**Given task:**
Quote every line below exactly and skip any picture.

+---+

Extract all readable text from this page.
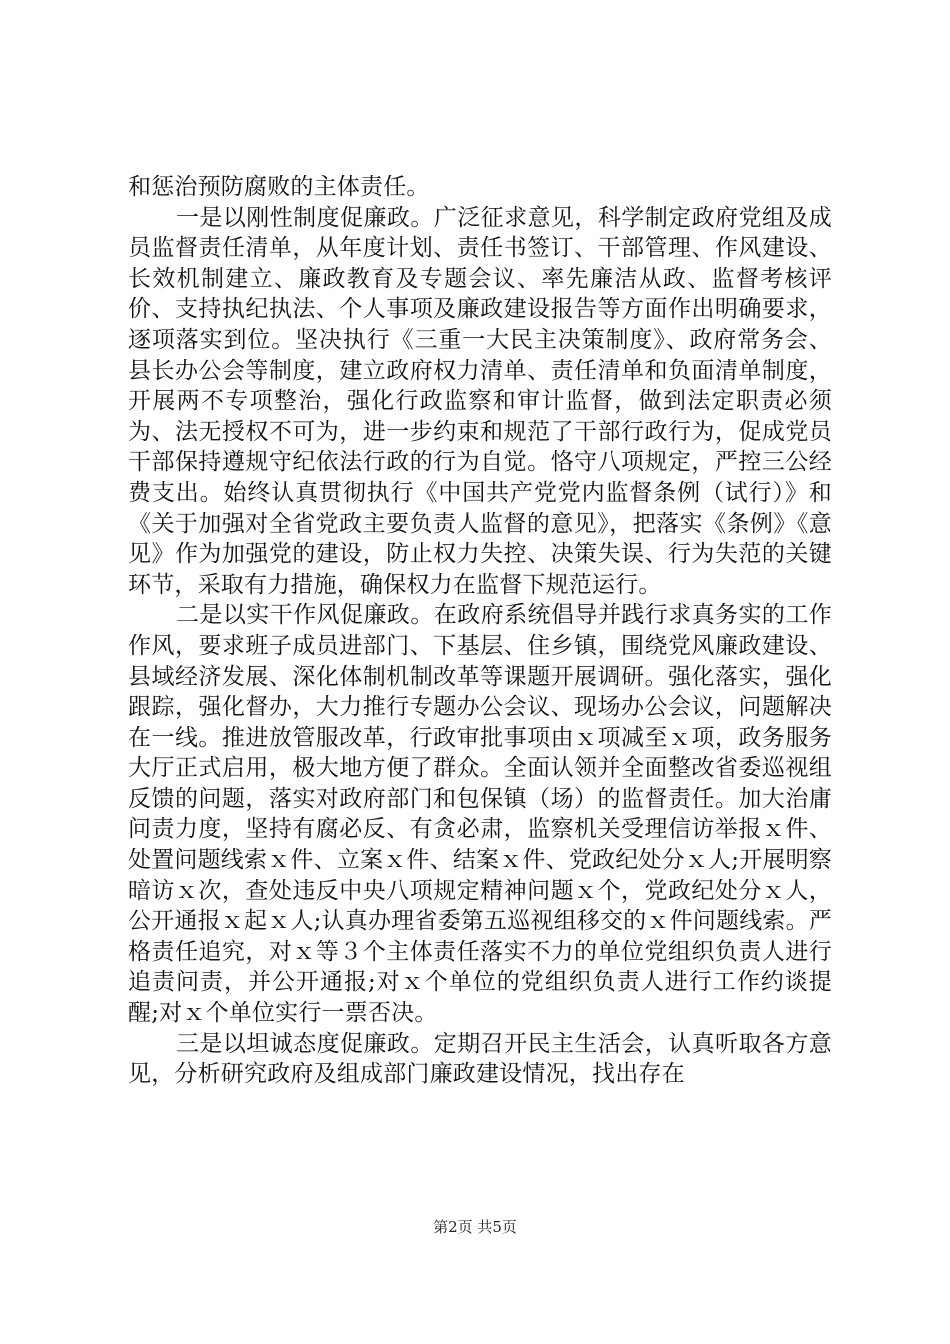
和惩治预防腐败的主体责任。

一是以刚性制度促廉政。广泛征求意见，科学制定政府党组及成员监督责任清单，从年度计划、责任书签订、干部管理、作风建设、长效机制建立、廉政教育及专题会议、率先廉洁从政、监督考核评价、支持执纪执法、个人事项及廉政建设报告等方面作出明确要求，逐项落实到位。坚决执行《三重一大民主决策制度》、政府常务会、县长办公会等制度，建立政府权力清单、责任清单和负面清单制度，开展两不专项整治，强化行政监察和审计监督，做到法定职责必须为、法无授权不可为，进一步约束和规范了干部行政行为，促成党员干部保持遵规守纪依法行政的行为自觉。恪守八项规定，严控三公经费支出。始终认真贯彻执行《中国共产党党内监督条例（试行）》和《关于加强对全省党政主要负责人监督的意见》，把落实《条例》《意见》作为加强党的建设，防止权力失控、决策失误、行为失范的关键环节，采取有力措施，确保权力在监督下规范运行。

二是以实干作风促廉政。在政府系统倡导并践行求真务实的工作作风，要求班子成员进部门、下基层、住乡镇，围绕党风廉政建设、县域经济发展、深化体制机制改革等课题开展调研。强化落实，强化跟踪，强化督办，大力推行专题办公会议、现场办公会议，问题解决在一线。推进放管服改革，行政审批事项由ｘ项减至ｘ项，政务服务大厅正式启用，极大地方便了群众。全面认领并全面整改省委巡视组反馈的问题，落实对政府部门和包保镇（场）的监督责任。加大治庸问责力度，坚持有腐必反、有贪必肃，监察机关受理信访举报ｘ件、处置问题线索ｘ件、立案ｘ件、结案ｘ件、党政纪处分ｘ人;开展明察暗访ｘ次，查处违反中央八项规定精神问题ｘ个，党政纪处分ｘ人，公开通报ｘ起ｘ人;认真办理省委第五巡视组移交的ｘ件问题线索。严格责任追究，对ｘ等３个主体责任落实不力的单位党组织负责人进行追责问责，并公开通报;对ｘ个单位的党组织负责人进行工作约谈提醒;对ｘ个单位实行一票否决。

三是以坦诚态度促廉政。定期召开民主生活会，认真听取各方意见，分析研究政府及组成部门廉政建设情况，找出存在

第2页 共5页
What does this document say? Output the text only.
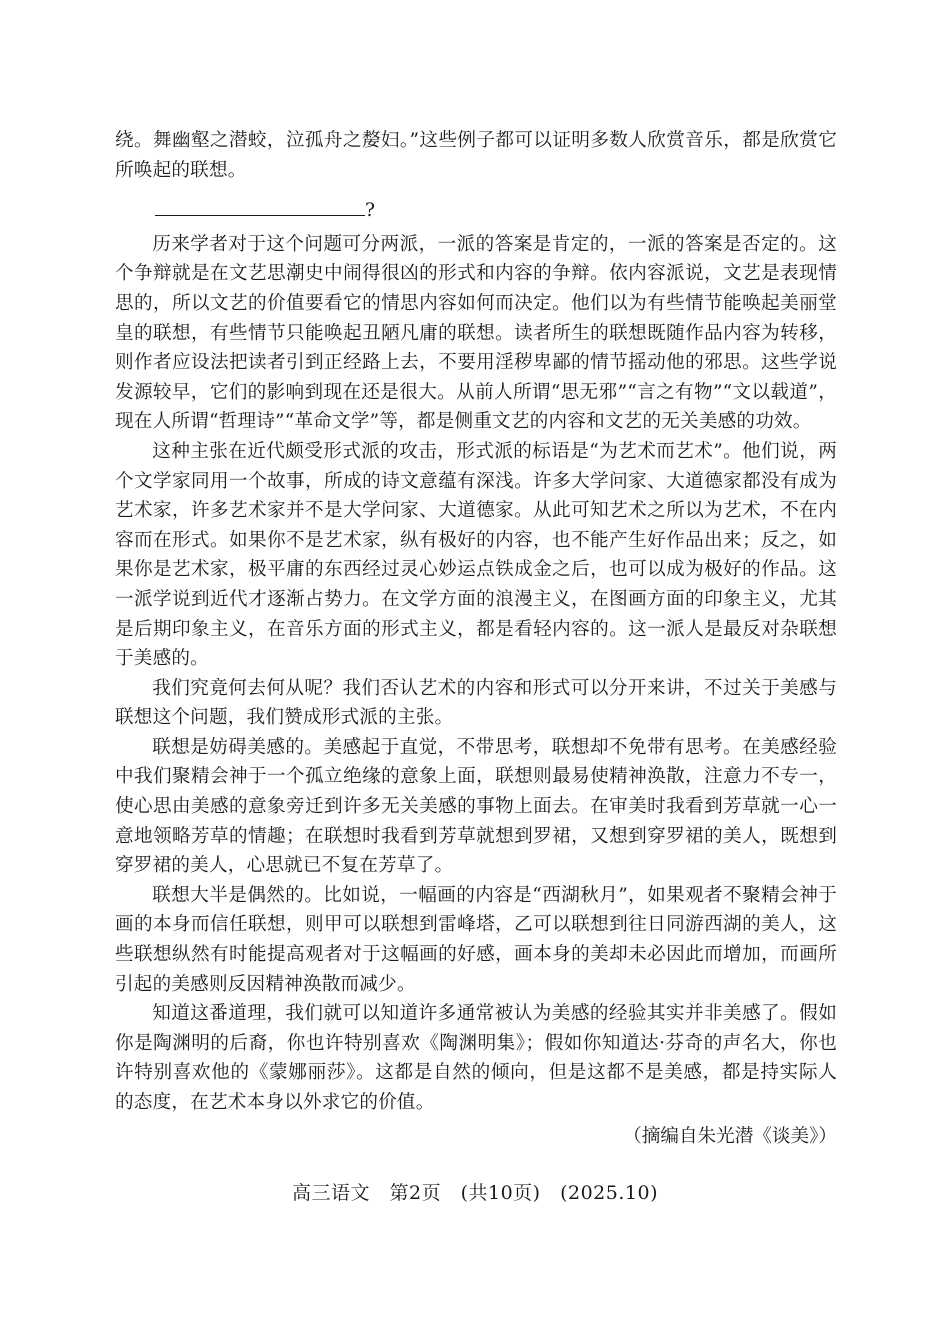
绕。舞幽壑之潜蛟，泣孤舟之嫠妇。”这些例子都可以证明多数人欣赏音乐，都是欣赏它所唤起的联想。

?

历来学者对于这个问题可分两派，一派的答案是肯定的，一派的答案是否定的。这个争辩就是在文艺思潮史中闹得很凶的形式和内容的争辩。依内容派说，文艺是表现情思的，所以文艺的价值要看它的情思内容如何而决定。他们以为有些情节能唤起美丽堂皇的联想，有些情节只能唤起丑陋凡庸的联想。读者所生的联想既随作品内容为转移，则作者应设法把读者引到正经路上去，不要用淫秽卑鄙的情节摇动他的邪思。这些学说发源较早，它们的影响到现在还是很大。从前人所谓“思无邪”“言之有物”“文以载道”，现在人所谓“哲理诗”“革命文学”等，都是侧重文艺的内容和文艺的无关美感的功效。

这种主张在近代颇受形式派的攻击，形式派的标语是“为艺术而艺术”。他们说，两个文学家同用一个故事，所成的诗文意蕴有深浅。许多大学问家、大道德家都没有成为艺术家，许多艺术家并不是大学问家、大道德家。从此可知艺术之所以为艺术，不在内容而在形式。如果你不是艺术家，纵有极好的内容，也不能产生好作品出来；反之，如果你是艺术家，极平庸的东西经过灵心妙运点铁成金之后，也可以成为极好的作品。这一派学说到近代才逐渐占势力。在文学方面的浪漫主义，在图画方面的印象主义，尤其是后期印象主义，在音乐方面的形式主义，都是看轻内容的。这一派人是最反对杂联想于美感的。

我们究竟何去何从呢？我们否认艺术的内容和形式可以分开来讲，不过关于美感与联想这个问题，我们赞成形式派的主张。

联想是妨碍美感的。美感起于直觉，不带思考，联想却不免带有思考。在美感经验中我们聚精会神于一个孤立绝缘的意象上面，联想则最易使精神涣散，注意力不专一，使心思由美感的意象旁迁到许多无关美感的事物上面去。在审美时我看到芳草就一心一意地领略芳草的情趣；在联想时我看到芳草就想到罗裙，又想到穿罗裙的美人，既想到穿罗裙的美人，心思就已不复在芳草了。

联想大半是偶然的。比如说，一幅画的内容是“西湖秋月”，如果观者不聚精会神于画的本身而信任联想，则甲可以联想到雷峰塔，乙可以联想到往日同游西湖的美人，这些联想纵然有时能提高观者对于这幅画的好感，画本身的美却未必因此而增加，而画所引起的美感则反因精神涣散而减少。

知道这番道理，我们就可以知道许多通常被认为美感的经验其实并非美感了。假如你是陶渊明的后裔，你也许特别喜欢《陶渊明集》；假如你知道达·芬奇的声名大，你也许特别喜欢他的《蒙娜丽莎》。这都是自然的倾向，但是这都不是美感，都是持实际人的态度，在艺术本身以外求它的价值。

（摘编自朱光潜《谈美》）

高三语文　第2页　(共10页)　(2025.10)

+---+

**The answer:**
Extract all readable text from this page.
和惩治预防腐败的主体责任。

一是以刚性制度促廉政。广泛征求意见，科学制定政府党组及成员监督责任清单，从年度计划、责任书签订、干部管理、作风建设、长效机制建立、廉政教育及专题会议、率先廉洁从政、监督考核评价、支持执纪执法、个人事项及廉政建设报告等方面作出明确要求，逐项落实到位。坚决执行《三重一大民主决策制度》、政府常务会、县长办公会等制度，建立政府权力清单、责任清单和负面清单制度，开展两不专项整治，强化行政监察和审计监督，做到法定职责必须为、法无授权不可为，进一步约束和规范了干部行政行为，促成党员干部保持遵规守纪依法行政的行为自觉。恪守八项规定，严控三公经费支出。始终认真贯彻执行《中国共产党党内监督条例（试行）》和《关于加强对全省党政主要负责人监督的意见》，把落实《条例》《意见》作为加强党的建设，防止权力失控、决策失误、行为失范的关键环节，采取有力措施，确保权力在监督下规范运行。

二是以实干作风促廉政。在政府系统倡导并践行求真务实的工作作风，要求班子成员进部门、下基层、住乡镇，围绕党风廉政建设、县域经济发展、深化体制机制改革等课题开展调研。强化落实，强化跟踪，强化督办，大力推行专题办公会议、现场办公会议，问题解决在一线。推进放管服改革，行政审批事项由ｘ项减至ｘ项，政务服务大厅正式启用，极大地方便了群众。全面认领并全面整改省委巡视组反馈的问题，落实对政府部门和包保镇（场）的监督责任。加大治庸问责力度，坚持有腐必反、有贪必肃，监察机关受理信访举报ｘ件、处置问题线索ｘ件、立案ｘ件、结案ｘ件、党政纪处分ｘ人;开展明察暗访ｘ次，查处违反中央八项规定精神问题ｘ个，党政纪处分ｘ人，公开通报ｘ起ｘ人;认真办理省委第五巡视组移交的ｘ件问题线索。严格责任追究，对ｘ等３个主体责任落实不力的单位党组织负责人进行追责问责，并公开通报;对ｘ个单位的党组织负责人进行工作约谈提醒;对ｘ个单位实行一票否决。

三是以坦诚态度促廉政。定期召开民主生活会，认真听取各方意见，分析研究政府及组成部门廉政建设情况，找出存在

第2页 共5页
What does this document say? Output the text only.
绕。舞幽壑之潜蛟，泣孤舟之嫠妇。”这些例子都可以证明多数人欣赏音乐，都是欣赏它所唤起的联想。

?

历来学者对于这个问题可分两派，一派的答案是肯定的，一派的答案是否定的。这个争辩就是在文艺思潮史中闹得很凶的形式和内容的争辩。依内容派说，文艺是表现情思的，所以文艺的价值要看它的情思内容如何而决定。他们以为有些情节能唤起美丽堂皇的联想，有些情节只能唤起丑陋凡庸的联想。读者所生的联想既随作品内容为转移，则作者应设法把读者引到正经路上去，不要用淫秽卑鄙的情节摇动他的邪思。这些学说发源较早，它们的影响到现在还是很大。从前人所谓“思无邪”“言之有物”“文以载道”，现在人所谓“哲理诗”“革命文学”等，都是侧重文艺的内容和文艺的无关美感的功效。

这种主张在近代颇受形式派的攻击，形式派的标语是“为艺术而艺术”。他们说，两个文学家同用一个故事，所成的诗文意蕴有深浅。许多大学问家、大道德家都没有成为艺术家，许多艺术家并不是大学问家、大道德家。从此可知艺术之所以为艺术，不在内容而在形式。如果你不是艺术家，纵有极好的内容，也不能产生好作品出来；反之，如果你是艺术家，极平庸的东西经过灵心妙运点铁成金之后，也可以成为极好的作品。这一派学说到近代才逐渐占势力。在文学方面的浪漫主义，在图画方面的印象主义，尤其是后期印象主义，在音乐方面的形式主义，都是看轻内容的。这一派人是最反对杂联想于美感的。

我们究竟何去何从呢？我们否认艺术的内容和形式可以分开来讲，不过关于美感与联想这个问题，我们赞成形式派的主张。

联想是妨碍美感的。美感起于直觉，不带思考，联想却不免带有思考。在美感经验中我们聚精会神于一个孤立绝缘的意象上面，联想则最易使精神涣散，注意力不专一，使心思由美感的意象旁迁到许多无关美感的事物上面去。在审美时我看到芳草就一心一意地领略芳草的情趣；在联想时我看到芳草就想到罗裙，又想到穿罗裙的美人，既想到穿罗裙的美人，心思就已不复在芳草了。

联想大半是偶然的。比如说，一幅画的内容是“西湖秋月”，如果观者不聚精会神于画的本身而信任联想，则甲可以联想到雷峰塔，乙可以联想到往日同游西湖的美人，这些联想纵然有时能提高观者对于这幅画的好感，画本身的美却未必因此而增加，而画所引起的美感则反因精神涣散而减少。

知道这番道理，我们就可以知道许多通常被认为美感的经验其实并非美感了。假如你是陶渊明的后裔，你也许特别喜欢《陶渊明集》；假如你知道达·芬奇的声名大，你也许特别喜欢他的《蒙娜丽莎》。这都是自然的倾向，但是这都不是美感，都是持实际人的态度，在艺术本身以外求它的价值。

（摘编自朱光潜《谈美》）

高三语文　第2页　(共10页)　(2025.10)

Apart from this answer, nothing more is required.